# Problem requirements:
Write out the whole listing again, exactly as given.
---
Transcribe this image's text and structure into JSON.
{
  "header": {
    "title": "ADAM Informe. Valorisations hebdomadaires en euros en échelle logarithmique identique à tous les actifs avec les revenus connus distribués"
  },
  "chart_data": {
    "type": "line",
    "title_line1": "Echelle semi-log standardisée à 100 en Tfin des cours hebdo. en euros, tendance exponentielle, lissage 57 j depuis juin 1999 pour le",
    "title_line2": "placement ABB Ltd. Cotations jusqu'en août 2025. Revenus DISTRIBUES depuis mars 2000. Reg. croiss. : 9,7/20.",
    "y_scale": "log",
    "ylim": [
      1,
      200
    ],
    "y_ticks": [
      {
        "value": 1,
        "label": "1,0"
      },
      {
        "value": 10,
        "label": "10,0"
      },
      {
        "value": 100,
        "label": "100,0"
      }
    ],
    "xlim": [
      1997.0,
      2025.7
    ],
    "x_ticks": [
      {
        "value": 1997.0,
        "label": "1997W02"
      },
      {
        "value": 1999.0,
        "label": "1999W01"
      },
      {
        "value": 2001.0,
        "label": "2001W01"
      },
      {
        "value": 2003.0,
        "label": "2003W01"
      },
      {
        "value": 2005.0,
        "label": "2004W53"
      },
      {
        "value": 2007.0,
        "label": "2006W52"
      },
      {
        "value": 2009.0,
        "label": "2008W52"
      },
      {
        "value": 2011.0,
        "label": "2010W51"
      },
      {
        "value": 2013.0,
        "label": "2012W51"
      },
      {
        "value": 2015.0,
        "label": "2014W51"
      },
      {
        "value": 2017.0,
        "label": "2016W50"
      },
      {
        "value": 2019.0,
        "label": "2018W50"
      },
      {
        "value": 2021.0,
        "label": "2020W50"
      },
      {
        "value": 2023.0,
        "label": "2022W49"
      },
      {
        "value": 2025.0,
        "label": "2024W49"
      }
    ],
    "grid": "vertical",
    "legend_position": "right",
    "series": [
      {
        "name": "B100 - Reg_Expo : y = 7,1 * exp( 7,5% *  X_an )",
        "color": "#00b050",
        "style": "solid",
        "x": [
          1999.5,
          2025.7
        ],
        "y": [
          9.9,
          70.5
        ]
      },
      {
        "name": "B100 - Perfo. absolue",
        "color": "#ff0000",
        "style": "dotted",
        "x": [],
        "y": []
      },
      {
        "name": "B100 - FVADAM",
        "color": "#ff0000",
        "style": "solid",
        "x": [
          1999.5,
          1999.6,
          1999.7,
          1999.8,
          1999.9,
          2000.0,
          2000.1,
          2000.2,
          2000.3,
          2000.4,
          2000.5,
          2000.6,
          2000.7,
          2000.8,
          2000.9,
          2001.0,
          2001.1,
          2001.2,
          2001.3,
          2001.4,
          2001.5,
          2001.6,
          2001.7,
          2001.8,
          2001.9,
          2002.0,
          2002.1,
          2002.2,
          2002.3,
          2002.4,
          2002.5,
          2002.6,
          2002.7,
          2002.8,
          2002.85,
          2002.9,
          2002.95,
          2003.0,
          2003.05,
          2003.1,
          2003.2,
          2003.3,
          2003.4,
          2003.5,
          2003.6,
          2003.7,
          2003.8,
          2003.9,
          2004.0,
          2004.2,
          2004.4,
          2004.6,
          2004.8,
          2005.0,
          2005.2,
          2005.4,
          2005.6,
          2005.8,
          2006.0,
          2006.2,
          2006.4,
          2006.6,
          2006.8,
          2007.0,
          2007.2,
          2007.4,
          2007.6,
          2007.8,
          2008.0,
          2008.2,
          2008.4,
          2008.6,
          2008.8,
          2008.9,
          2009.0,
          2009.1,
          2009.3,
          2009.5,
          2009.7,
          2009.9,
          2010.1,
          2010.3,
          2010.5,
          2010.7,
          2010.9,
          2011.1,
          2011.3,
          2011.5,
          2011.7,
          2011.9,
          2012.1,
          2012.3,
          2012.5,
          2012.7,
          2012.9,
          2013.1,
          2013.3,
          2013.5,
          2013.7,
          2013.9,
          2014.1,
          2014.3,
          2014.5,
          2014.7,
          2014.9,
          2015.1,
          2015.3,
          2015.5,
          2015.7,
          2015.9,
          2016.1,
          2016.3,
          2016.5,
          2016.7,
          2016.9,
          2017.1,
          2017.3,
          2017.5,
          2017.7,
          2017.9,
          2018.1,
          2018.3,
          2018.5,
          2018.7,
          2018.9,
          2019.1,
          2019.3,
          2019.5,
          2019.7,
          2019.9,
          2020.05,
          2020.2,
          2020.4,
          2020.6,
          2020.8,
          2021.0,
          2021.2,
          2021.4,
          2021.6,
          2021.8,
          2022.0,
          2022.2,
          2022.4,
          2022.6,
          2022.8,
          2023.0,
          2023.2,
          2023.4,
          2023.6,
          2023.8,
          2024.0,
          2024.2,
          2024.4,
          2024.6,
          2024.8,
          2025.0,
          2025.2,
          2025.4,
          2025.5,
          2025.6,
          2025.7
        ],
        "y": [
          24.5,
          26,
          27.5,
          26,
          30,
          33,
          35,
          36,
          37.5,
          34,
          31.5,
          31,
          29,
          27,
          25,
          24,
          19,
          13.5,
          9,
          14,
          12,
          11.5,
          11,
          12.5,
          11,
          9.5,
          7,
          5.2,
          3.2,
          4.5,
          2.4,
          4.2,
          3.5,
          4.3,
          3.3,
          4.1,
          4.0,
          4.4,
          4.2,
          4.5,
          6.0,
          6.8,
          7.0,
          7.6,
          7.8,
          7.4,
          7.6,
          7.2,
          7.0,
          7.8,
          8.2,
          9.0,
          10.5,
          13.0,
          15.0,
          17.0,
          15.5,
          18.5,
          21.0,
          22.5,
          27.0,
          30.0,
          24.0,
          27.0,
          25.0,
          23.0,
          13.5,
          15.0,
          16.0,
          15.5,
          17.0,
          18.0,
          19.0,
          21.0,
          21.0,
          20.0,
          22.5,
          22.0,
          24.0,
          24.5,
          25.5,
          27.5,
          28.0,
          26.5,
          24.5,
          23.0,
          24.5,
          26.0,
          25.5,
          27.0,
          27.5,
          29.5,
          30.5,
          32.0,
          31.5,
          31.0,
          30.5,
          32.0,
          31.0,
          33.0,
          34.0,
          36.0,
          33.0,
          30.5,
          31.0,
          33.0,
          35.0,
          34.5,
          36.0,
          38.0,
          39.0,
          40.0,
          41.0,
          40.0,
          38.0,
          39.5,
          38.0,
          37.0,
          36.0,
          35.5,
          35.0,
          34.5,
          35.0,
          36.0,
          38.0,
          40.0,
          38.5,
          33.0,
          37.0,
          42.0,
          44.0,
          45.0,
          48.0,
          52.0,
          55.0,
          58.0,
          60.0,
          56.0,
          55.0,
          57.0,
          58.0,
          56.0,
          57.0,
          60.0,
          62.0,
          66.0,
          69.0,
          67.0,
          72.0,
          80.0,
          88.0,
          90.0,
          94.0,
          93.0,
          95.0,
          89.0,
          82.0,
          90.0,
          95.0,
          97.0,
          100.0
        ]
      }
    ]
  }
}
---
# Output of the task:
Transcribe this image's text and structure into JSON.
{
  "header": {
    "title": "ADAM Informe. Valorisations hebdomadaires en euros en échelle logarithmique identique à tous les actifs avec les revenus connus distribués"
  },
  "chart_data": {
    "type": "line",
    "title_line1": "Echelle semi-log standardisée à 100 en Tfin des cours hebdo. en euros, tendance exponentielle, lissage 57 j depuis juin 1999 pour le",
    "title_line2": "placement ABB Ltd. Cotations jusqu'en août 2025. Revenus DISTRIBUES depuis mars 2000. Reg. croiss. : 9,7/20.",
    "y_scale": "log",
    "ylim": [
      1,
      200
    ],
    "y_ticks": [
      {
        "value": 1,
        "label": "1,0"
      },
      {
        "value": 10,
        "label": "10,0"
      },
      {
        "value": 100,
        "label": "100,0"
      }
    ],
    "xlim": [
      1997.0,
      2025.7
    ],
    "x_ticks": [
      {
        "value": 1997.0,
        "label": "1997W02"
      },
      {
        "value": 1999.0,
        "label": "1999W01"
      },
      {
        "value": 2001.0,
        "label": "2001W01"
      },
      {
        "value": 2003.0,
        "label": "2003W01"
      },
      {
        "value": 2005.0,
        "label": "2004W53"
      },
      {
        "value": 2007.0,
        "label": "2006W52"
      },
      {
        "value": 2009.0,
        "label": "2008W52"
      },
      {
        "value": 2011.0,
        "label": "2010W51"
      },
      {
        "value": 2013.0,
        "label": "2012W51"
      },
      {
        "value": 2015.0,
        "label": "2014W51"
      },
      {
        "value": 2017.0,
        "label": "2016W50"
      },
      {
        "value": 2019.0,
        "label": "2018W50"
      },
      {
        "value": 2021.0,
        "label": "2020W50"
      },
      {
        "value": 2023.0,
        "label": "2022W49"
      },
      {
        "value": 2025.0,
        "label": "2024W49"
      }
    ],
    "grid": "vertical",
    "legend_position": "right",
    "series": [
      {
        "name": "B100 - Reg_Expo : y = 7,1 * exp( 7,5% *  X_an )",
        "color": "#00b050",
        "style": "solid",
        "x": [
          1999.5,
          2025.7
        ],
        "y": [
          9.9,
          70.5
        ]
      },
      {
        "name": "B100 - Perfo. absolue",
        "color": "#ff0000",
        "style": "dotted",
        "x": [],
        "y": []
      },
      {
        "name": "B100 - FVADAM",
        "color": "#ff0000",
        "style": "solid",
        "x": [
          1999.5,
          1999.6,
          1999.7,
          1999.8,
          1999.9,
          2000.0,
          2000.1,
          2000.2,
          2000.3,
          2000.4,
          2000.5,
          2000.6,
          2000.7,
          2000.8,
          2000.9,
          2001.0,
          2001.1,
          2001.2,
          2001.3,
          2001.4,
          2001.5,
          2001.6,
          2001.7,
          2001.8,
          2001.9,
          2002.0,
          2002.1,
          2002.2,
          2002.3,
          2002.4,
          2002.5,
          2002.6,
          2002.7,
          2002.8,
          2002.85,
          2002.9,
          2002.95,
          2003.0,
          2003.05,
          2003.1,
          2003.2,
          2003.3,
          2003.4,
          2003.5,
          2003.6,
          2003.7,
          2003.8,
          2003.9,
          2004.0,
          2004.2,
          2004.4,
          2004.6,
          2004.8,
          2005.0,
          2005.2,
          2005.4,
          2005.6,
          2005.8,
          2006.0,
          2006.2,
          2006.4,
          2006.6,
          2006.8,
          2007.0,
          2007.2,
          2007.4,
          2007.6,
          2007.8,
          2008.0,
          2008.2,
          2008.4,
          2008.6,
          2008.8,
          2008.9,
          2009.0,
          2009.1,
          2009.3,
          2009.5,
          2009.7,
          2009.9,
          2010.1,
          2010.3,
          2010.5,
          2010.7,
          2010.9,
          2011.1,
          2011.3,
          2011.5,
          2011.7,
          2011.9,
          2012.1,
          2012.3,
          2012.5,
          2012.7,
          2012.9,
          2013.1,
          2013.3,
          2013.5,
          2013.7,
          2013.9,
          2014.1,
          2014.3,
          2014.5,
          2014.7,
          2014.9,
          2015.1,
          2015.3,
          2015.5,
          2015.7,
          2015.9,
          2016.1,
          2016.3,
          2016.5,
          2016.7,
          2016.9,
          2017.1,
          2017.3,
          2017.5,
          2017.7,
          2017.9,
          2018.1,
          2018.3,
          2018.5,
          2018.7,
          2018.9,
          2019.1,
          2019.3,
          2019.5,
          2019.7,
          2019.9,
          2020.05,
          2020.2,
          2020.4,
          2020.6,
          2020.8,
          2021.0,
          2021.2,
          2021.4,
          2021.6,
          2021.8,
          2022.0,
          2022.2,
          2022.4,
          2022.6,
          2022.8,
          2023.0,
          2023.2,
          2023.4,
          2023.6,
          2023.8,
          2024.0,
          2024.2,
          2024.4,
          2024.6,
          2024.8,
          2025.0,
          2025.2,
          2025.4,
          2025.5,
          2025.6,
          2025.7
        ],
        "y": [
          24.5,
          26,
          27.5,
          26,
          30,
          33,
          35,
          36,
          37.5,
          34,
          31.5,
          31,
          29,
          27,
          25,
          24,
          19,
          13.5,
          9,
          14,
          12,
          11.5,
          11,
          12.5,
          11,
          9.5,
          7,
          5.2,
          3.2,
          4.5,
          2.4,
          4.2,
          3.5,
          4.3,
          3.3,
          4.1,
          4.0,
          4.4,
          4.2,
          4.5,
          6.0,
          6.8,
          7.0,
          7.6,
          7.8,
          7.4,
          7.6,
          7.2,
          7.0,
          7.8,
          8.2,
          9.0,
          10.5,
          13.0,
          15.0,
          17.0,
          15.5,
          18.5,
          21.0,
          22.5,
          27.0,
          30.0,
          24.0,
          27.0,
          25.0,
          23.0,
          13.5,
          15.0,
          16.0,
          15.5,
          17.0,
          18.0,
          19.0,
          21.0,
          21.0,
          20.0,
          22.5,
          22.0,
          24.0,
          24.5,
          25.5,
          27.5,
          28.0,
          26.5,
          24.5,
          23.0,
          24.5,
          26.0,
          25.5,
          27.0,
          27.5,
          29.5,
          30.5,
          32.0,
          31.5,
          31.0,
          30.5,
          32.0,
          31.0,
          33.0,
          34.0,
          36.0,
          33.0,
          30.5,
          31.0,
          33.0,
          35.0,
          34.5,
          36.0,
          38.0,
          39.0,
          40.0,
          41.0,
          40.0,
          38.0,
          39.5,
          38.0,
          37.0,
          36.0,
          35.5,
          35.0,
          34.5,
          35.0,
          36.0,
          38.0,
          40.0,
          38.5,
          33.0,
          37.0,
          42.0,
          44.0,
          45.0,
          48.0,
          52.0,
          55.0,
          58.0,
          60.0,
          56.0,
          55.0,
          57.0,
          58.0,
          56.0,
          57.0,
          60.0,
          62.0,
          66.0,
          69.0,
          67.0,
          72.0,
          80.0,
          88.0,
          90.0,
          94.0,
          93.0,
          95.0,
          89.0,
          82.0,
          90.0,
          95.0,
          97.0,
          100.0
        ]
      }
    ]
  }
}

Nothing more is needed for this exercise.